» Task requirements
Present each line of the entries below that holds the word "their".

» Data shown
Begin
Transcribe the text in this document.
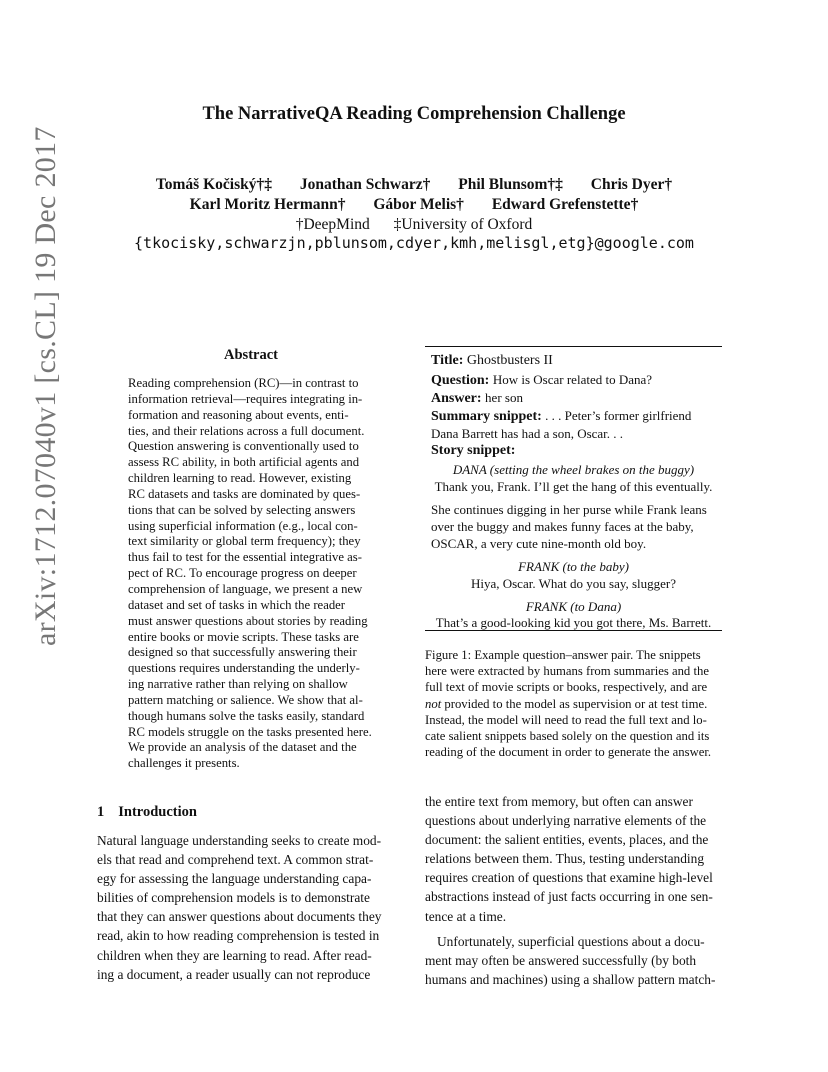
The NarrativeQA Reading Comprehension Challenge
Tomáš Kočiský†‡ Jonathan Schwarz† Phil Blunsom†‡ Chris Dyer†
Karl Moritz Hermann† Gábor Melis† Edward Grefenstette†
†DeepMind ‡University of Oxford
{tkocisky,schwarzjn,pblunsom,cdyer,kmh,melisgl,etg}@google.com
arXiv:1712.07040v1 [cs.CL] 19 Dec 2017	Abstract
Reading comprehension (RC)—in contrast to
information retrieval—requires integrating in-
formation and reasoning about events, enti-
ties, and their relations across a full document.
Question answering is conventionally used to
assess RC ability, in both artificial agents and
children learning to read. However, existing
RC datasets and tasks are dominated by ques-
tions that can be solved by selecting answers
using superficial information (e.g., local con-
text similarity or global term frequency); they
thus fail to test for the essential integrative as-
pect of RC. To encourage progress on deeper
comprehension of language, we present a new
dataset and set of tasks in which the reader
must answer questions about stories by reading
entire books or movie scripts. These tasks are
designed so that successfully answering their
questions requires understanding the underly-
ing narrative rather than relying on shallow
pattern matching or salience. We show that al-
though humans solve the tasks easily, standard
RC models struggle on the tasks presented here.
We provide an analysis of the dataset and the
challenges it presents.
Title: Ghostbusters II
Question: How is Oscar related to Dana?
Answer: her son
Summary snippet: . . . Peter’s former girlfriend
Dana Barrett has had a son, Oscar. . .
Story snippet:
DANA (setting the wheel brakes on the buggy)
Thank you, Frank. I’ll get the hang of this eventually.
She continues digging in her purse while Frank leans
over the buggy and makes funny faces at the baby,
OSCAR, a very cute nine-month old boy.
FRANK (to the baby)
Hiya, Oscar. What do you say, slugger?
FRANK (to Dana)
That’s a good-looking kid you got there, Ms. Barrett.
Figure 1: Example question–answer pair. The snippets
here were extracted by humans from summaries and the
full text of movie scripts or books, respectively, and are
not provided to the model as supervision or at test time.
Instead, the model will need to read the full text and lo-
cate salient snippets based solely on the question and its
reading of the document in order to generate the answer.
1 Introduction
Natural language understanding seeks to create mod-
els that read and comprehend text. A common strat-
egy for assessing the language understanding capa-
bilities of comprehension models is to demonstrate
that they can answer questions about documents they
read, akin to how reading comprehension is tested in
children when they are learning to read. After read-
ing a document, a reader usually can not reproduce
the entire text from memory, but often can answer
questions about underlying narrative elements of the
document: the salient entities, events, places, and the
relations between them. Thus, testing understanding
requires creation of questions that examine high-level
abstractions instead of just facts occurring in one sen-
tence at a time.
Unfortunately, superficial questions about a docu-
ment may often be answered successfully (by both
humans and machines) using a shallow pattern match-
End
» Response
ties, and their relations across a full document.
designed so that successfully answering their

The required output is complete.